+++ EXCERPTED RECORDS

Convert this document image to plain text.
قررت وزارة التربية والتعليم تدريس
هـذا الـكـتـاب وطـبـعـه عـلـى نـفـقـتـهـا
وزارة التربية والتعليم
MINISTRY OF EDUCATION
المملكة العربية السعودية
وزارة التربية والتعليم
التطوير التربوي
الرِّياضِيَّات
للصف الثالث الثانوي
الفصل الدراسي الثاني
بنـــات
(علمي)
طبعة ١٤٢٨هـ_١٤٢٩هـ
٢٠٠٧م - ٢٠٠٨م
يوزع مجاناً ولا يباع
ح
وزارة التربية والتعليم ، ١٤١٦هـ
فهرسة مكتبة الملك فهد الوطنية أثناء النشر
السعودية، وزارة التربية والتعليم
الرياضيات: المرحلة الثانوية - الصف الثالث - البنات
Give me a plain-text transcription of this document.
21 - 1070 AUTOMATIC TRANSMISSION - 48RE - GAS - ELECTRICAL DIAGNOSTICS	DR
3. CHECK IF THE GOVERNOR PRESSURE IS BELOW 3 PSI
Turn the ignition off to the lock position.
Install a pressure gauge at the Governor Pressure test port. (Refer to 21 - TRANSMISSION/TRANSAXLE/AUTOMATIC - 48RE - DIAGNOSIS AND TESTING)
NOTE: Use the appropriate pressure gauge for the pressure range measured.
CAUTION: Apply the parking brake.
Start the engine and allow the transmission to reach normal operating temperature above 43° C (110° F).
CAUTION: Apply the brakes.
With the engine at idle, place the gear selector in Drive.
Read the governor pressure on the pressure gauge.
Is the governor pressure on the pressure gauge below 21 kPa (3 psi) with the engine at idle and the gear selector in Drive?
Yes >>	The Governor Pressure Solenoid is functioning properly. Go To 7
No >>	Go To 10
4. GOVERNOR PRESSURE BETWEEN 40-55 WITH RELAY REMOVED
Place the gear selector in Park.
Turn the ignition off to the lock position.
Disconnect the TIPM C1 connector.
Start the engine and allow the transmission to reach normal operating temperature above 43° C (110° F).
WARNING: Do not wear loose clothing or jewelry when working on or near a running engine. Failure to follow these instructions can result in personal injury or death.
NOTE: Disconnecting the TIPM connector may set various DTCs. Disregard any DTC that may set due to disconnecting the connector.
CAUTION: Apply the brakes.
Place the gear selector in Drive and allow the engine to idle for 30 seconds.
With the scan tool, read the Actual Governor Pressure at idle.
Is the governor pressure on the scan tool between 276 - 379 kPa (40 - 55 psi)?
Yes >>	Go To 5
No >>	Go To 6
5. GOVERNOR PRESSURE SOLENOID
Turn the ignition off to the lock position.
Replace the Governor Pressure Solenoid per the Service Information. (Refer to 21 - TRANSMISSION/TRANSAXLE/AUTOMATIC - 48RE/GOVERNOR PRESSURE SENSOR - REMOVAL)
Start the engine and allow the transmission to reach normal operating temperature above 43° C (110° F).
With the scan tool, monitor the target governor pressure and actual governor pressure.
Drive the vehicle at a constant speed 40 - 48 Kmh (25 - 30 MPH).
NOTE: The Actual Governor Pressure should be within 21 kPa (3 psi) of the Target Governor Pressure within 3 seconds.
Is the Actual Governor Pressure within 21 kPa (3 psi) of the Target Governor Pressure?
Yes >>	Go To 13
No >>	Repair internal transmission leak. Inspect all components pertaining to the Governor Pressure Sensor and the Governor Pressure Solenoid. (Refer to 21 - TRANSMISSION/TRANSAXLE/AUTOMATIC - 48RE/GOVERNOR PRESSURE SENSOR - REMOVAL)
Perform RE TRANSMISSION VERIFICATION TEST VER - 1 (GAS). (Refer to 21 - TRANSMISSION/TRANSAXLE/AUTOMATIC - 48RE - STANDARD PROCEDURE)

++++++

Repeat all the entries word for word.

▸ PROBLEM SOLUTION
Convert this document image to plain text.
قررت وزارة التربية والتعليم تدريس
هـذا الـكـتـاب وطـبـعـه عـلـى نـفـقـتـهـا
وزارة التربية والتعليم
MINISTRY OF EDUCATION
المملكة العربية السعودية
وزارة التربية والتعليم
التطوير التربوي
الرِّياضِيَّات
للصف الثالث الثانوي
الفصل الدراسي الثاني
بنـــات
(علمي)
طبعة ١٤٢٨هـ_١٤٢٩هـ
٢٠٠٧م - ٢٠٠٨م
يوزع مجاناً ولا يباع
ح
وزارة التربية والتعليم ، ١٤١٦هـ
فهرسة مكتبة الملك فهد الوطنية أثناء النشر
السعودية، وزارة التربية والتعليم
الرياضيات: المرحلة الثانوية - الصف الثالث - البنات
Give me a plain-text transcription of this document.
21 - 1070 AUTOMATIC TRANSMISSION - 48RE - GAS - ELECTRICAL DIAGNOSTICS	DR
3. CHECK IF THE GOVERNOR PRESSURE IS BELOW 3 PSI
Turn the ignition off to the lock position.
Install a pressure gauge at the Governor Pressure test port. (Refer to 21 - TRANSMISSION/TRANSAXLE/AUTOMATIC - 48RE - DIAGNOSIS AND TESTING)
NOTE: Use the appropriate pressure gauge for the pressure range measured.
CAUTION: Apply the parking brake.
Start the engine and allow the transmission to reach normal operating temperature above 43° C (110° F).
CAUTION: Apply the brakes.
With the engine at idle, place the gear selector in Drive.
Read the governor pressure on the pressure gauge.
Is the governor pressure on the pressure gauge below 21 kPa (3 psi) with the engine at idle and the gear selector in Drive?
Yes >>	The Governor Pressure Solenoid is functioning properly. Go To 7
No >>	Go To 10
4. GOVERNOR PRESSURE BETWEEN 40-55 WITH RELAY REMOVED
Place the gear selector in Park.
Turn the ignition off to the lock position.
Disconnect the TIPM C1 connector.
Start the engine and allow the transmission to reach normal operating temperature above 43° C (110° F).
WARNING: Do not wear loose clothing or jewelry when working on or near a running engine. Failure to follow these instructions can result in personal injury or death.
NOTE: Disconnecting the TIPM connector may set various DTCs. Disregard any DTC that may set due to disconnecting the connector.
CAUTION: Apply the brakes.
Place the gear selector in Drive and allow the engine to idle for 30 seconds.
With the scan tool, read the Actual Governor Pressure at idle.
Is the governor pressure on the scan tool between 276 - 379 kPa (40 - 55 psi)?
Yes >>	Go To 5
No >>	Go To 6
5. GOVERNOR PRESSURE SOLENOID
Turn the ignition off to the lock position.
Replace the Governor Pressure Solenoid per the Service Information. (Refer to 21 - TRANSMISSION/TRANSAXLE/AUTOMATIC - 48RE/GOVERNOR PRESSURE SENSOR - REMOVAL)
Start the engine and allow the transmission to reach normal operating temperature above 43° C (110° F).
With the scan tool, monitor the target governor pressure and actual governor pressure.
Drive the vehicle at a constant speed 40 - 48 Kmh (25 - 30 MPH).
NOTE: The Actual Governor Pressure should be within 21 kPa (3 psi) of the Target Governor Pressure within 3 seconds.
Is the Actual Governor Pressure within 21 kPa (3 psi) of the Target Governor Pressure?
Yes >>	Go To 13
No >>	Repair internal transmission leak. Inspect all components pertaining to the Governor Pressure Sensor and the Governor Pressure Solenoid. (Refer to 21 - TRANSMISSION/TRANSAXLE/AUTOMATIC - 48RE/GOVERNOR PRESSURE SENSOR - REMOVAL)
Perform RE TRANSMISSION VERIFICATION TEST VER - 1 (GAS). (Refer to 21 - TRANSMISSION/TRANSAXLE/AUTOMATIC - 48RE - STANDARD PROCEDURE)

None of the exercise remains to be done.